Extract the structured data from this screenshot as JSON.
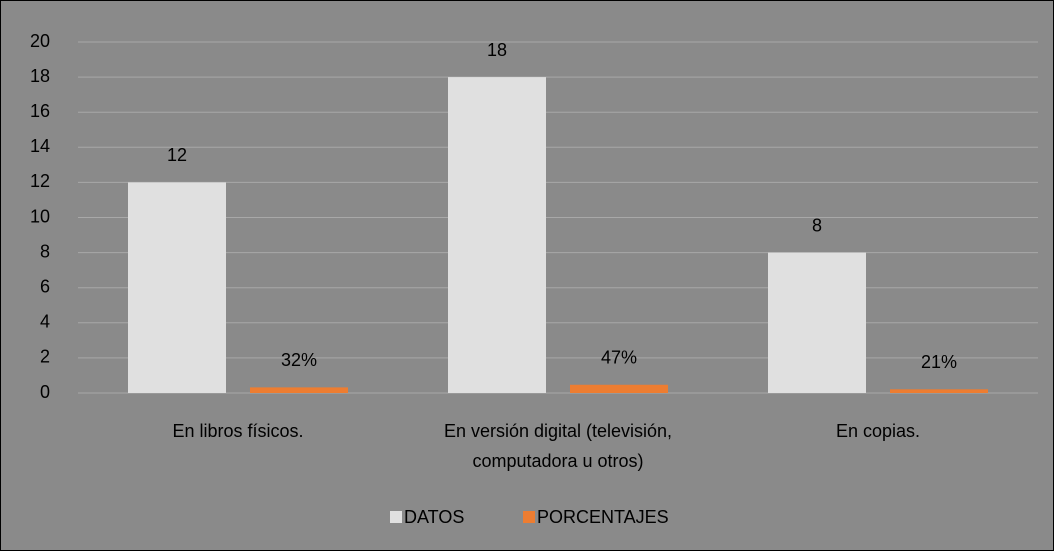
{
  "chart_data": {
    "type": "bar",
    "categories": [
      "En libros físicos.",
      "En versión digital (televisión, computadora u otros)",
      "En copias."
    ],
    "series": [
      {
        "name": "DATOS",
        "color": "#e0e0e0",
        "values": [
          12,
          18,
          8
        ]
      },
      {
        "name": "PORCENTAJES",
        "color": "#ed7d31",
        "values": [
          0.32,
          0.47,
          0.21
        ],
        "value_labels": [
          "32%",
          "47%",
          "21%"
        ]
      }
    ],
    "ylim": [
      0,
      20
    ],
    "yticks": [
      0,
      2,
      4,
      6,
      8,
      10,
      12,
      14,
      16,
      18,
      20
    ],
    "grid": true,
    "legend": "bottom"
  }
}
▬▬▬
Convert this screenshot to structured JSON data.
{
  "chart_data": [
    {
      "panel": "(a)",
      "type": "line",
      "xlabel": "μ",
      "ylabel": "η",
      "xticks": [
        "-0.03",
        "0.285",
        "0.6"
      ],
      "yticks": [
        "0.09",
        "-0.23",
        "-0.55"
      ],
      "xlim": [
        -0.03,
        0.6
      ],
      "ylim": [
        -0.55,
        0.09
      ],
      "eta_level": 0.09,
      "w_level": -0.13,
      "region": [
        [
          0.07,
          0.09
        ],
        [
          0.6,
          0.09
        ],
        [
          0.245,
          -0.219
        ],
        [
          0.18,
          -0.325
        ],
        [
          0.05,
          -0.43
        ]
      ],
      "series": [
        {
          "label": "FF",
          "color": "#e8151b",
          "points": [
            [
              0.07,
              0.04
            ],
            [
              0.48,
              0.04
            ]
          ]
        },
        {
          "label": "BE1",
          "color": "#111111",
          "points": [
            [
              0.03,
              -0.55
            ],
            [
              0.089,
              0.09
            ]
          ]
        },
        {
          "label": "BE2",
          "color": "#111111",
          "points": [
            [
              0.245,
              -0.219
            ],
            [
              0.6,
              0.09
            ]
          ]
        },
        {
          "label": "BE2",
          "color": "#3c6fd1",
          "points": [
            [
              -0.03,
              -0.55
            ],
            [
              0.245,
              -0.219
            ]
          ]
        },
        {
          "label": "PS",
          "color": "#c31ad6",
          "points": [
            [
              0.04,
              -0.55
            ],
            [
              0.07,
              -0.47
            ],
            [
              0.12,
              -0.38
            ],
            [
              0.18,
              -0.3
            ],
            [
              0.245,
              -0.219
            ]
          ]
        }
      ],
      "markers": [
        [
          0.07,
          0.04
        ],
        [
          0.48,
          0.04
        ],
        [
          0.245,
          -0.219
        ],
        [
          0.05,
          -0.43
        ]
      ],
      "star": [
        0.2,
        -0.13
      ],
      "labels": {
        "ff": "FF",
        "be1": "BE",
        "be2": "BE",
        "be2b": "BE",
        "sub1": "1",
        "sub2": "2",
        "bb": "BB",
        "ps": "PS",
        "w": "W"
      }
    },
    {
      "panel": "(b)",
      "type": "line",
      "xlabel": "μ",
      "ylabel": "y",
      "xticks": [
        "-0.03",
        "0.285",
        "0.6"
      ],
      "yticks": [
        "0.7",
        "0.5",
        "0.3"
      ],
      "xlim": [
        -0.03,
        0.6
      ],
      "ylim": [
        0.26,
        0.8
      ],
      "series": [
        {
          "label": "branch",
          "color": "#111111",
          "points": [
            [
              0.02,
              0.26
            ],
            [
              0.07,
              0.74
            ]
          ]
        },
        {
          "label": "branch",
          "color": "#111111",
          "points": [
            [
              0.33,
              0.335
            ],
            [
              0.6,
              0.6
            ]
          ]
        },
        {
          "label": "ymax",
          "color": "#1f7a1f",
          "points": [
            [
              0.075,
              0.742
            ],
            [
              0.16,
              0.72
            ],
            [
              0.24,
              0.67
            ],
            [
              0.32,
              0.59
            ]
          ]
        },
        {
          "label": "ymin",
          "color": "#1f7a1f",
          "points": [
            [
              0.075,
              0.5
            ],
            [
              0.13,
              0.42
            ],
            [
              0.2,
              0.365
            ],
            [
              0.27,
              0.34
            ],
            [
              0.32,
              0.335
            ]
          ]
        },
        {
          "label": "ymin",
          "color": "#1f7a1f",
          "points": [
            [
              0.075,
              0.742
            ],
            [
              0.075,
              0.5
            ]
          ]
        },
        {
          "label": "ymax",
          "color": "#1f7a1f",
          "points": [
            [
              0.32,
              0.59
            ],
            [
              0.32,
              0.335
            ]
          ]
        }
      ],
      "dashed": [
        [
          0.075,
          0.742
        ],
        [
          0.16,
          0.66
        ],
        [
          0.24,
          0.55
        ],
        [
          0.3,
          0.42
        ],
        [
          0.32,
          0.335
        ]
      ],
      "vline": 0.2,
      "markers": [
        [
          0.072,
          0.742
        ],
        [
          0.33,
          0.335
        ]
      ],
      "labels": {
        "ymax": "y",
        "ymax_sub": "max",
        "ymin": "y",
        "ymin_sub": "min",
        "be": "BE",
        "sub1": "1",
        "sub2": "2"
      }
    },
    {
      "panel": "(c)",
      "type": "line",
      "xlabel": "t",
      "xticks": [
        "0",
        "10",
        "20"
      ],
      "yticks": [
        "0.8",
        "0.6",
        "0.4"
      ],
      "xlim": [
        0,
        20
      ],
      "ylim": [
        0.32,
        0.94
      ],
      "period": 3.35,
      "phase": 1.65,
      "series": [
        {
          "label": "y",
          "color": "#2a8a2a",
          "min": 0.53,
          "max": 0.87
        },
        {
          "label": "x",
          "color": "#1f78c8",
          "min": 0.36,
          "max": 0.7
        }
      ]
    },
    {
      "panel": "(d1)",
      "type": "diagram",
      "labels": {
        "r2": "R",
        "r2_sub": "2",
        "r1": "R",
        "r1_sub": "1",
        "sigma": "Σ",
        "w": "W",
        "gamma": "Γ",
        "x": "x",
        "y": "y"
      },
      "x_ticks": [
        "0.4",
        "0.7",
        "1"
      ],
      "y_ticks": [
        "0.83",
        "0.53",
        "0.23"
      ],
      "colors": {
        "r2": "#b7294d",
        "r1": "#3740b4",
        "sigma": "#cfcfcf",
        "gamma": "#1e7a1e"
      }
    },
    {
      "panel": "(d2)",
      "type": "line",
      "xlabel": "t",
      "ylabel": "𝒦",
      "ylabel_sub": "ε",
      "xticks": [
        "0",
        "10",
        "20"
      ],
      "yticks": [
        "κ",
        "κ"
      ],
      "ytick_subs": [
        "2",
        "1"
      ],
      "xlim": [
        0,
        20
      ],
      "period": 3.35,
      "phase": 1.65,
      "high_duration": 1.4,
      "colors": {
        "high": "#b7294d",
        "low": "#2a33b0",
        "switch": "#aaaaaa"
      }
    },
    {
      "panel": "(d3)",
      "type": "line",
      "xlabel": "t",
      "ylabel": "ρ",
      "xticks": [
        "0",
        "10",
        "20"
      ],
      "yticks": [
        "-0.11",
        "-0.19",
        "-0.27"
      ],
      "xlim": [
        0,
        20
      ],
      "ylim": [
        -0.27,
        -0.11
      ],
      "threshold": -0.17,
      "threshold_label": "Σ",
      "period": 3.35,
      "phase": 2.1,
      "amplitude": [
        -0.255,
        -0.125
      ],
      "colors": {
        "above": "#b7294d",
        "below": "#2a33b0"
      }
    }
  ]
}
▬▬▬
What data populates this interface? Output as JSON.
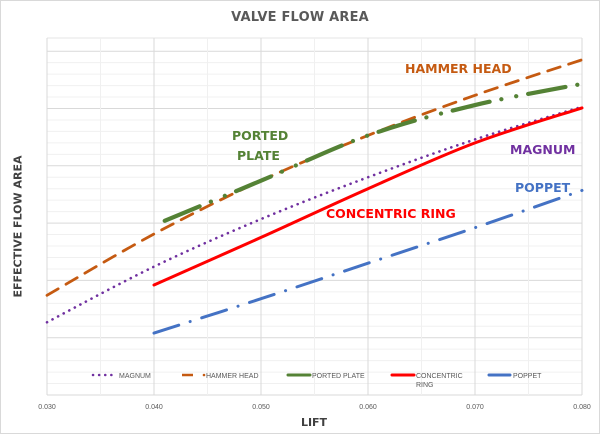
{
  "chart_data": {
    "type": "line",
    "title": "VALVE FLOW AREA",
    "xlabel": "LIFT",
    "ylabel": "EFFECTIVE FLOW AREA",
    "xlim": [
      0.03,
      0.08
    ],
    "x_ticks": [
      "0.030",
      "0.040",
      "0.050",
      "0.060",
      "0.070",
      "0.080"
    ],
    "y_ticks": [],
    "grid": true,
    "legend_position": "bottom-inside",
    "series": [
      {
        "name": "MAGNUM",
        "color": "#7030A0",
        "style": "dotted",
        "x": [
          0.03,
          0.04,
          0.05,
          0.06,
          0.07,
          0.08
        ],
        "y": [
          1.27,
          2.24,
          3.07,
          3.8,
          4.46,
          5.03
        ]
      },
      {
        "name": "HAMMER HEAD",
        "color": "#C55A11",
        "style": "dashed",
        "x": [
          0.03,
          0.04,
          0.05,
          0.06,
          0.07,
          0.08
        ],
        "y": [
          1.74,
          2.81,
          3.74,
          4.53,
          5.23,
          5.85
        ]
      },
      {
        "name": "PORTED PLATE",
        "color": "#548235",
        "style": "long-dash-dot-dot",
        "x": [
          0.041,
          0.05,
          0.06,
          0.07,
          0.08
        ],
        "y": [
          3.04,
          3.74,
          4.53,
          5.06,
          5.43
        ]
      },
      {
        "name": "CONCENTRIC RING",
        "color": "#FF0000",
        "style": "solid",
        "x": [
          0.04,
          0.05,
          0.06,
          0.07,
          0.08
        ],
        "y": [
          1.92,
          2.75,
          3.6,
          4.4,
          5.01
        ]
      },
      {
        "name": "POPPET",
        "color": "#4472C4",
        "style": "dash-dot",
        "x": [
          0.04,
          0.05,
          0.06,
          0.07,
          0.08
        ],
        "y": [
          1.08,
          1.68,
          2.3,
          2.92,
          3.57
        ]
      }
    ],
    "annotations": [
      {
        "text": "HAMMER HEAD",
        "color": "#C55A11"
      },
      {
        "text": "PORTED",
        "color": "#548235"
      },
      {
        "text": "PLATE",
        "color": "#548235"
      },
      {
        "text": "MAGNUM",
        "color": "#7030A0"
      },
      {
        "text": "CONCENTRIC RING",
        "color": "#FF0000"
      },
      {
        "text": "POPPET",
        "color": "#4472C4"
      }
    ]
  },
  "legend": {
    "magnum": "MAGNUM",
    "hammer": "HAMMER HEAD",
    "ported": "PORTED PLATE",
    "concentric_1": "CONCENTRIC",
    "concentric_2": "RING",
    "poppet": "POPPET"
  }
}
▬▬▬
Identify all lines in the records above with the word "panel".

      "panel": "(a)",
      "panel": "(b)",
      "panel": "(c)",
      "panel": "(d1)",
      "panel": "(d2)",
      "panel": "(d3)",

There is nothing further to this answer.